_STATED GOAL_
Pick out every line that holds the string "香港彩霸王" and copy it.

• • • •

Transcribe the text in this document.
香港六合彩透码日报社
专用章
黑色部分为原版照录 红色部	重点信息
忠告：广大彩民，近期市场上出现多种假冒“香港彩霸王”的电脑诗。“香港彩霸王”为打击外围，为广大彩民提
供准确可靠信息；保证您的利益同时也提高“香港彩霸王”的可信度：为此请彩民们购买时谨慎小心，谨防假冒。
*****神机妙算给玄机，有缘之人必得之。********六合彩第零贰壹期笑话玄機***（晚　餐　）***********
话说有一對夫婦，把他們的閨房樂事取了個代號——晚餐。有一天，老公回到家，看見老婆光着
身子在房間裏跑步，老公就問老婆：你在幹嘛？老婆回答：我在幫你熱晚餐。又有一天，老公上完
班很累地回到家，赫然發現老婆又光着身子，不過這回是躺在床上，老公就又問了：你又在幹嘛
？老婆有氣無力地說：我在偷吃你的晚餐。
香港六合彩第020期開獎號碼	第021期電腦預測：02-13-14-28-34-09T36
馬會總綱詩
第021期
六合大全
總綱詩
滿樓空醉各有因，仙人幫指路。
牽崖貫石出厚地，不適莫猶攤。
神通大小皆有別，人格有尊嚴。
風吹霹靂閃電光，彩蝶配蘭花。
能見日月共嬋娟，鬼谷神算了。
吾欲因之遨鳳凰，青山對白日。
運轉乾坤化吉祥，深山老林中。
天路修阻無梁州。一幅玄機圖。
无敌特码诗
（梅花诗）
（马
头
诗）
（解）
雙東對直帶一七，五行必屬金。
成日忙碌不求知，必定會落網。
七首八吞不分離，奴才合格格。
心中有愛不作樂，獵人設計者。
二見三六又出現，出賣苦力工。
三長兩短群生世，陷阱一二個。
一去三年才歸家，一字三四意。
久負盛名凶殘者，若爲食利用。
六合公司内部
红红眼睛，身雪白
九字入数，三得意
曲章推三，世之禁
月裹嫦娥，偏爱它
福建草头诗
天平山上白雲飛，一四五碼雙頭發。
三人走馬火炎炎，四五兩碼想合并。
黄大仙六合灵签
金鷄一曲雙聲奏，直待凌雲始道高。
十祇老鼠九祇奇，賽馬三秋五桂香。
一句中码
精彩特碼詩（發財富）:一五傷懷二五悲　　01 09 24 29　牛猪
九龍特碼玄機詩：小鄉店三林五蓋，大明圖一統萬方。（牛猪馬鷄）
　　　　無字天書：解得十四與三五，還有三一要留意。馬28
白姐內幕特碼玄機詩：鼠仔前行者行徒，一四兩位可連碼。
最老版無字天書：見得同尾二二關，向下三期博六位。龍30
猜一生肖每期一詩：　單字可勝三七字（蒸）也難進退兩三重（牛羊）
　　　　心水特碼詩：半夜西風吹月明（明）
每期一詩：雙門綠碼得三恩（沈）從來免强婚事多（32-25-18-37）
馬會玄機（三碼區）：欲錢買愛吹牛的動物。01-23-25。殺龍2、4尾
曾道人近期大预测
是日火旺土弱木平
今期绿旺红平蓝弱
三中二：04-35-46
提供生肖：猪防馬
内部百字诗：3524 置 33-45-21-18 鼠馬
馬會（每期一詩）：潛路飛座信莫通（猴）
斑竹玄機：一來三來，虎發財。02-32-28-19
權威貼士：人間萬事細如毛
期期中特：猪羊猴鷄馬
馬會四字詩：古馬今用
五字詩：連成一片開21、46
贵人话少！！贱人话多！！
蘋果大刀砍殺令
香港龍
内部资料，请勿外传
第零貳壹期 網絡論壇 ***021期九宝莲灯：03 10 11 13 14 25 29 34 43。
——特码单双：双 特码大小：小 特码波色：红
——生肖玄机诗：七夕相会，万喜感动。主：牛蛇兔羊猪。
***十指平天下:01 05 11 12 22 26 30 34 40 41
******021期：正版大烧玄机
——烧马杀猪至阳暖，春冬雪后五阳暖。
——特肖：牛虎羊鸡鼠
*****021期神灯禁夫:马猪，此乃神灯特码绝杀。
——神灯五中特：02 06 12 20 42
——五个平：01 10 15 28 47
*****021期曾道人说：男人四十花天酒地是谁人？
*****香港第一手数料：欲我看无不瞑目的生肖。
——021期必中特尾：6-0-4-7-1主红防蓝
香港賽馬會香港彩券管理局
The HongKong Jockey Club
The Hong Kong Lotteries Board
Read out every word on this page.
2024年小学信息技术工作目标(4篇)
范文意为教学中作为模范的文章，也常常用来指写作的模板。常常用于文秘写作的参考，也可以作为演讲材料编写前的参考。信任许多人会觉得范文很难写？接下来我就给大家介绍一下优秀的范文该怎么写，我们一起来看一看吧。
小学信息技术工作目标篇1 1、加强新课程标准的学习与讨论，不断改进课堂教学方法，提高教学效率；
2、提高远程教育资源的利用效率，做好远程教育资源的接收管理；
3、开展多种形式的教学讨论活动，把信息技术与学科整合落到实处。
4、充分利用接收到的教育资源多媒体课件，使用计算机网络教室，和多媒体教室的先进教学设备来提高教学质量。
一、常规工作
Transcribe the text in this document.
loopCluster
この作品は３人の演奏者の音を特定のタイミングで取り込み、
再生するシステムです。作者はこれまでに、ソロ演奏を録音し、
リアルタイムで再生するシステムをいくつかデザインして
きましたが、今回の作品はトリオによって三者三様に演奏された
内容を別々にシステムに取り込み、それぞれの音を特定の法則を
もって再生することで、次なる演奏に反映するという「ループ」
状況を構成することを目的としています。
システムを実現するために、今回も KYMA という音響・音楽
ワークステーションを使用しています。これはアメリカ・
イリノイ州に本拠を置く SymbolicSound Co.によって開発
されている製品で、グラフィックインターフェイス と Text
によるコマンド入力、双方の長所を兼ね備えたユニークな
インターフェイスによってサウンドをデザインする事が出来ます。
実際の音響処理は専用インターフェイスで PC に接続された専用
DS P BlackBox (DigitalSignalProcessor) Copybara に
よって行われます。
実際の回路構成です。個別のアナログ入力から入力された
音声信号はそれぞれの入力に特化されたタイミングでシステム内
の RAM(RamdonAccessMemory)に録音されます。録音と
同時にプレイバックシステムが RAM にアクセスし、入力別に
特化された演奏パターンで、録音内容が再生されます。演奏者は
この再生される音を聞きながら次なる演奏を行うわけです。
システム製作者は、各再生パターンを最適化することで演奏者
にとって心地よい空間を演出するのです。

• • • •

_TASK ANSWER_
忠告：广大彩民，近期市场上出现多种假冒“香港彩霸王”的电脑诗。“香港彩霸王”为打击外围，为广大彩民提
供准确可靠信息；保证您的利益同时也提高“香港彩霸王”的可信度：为此请彩民们购买时谨慎小心，谨防假冒。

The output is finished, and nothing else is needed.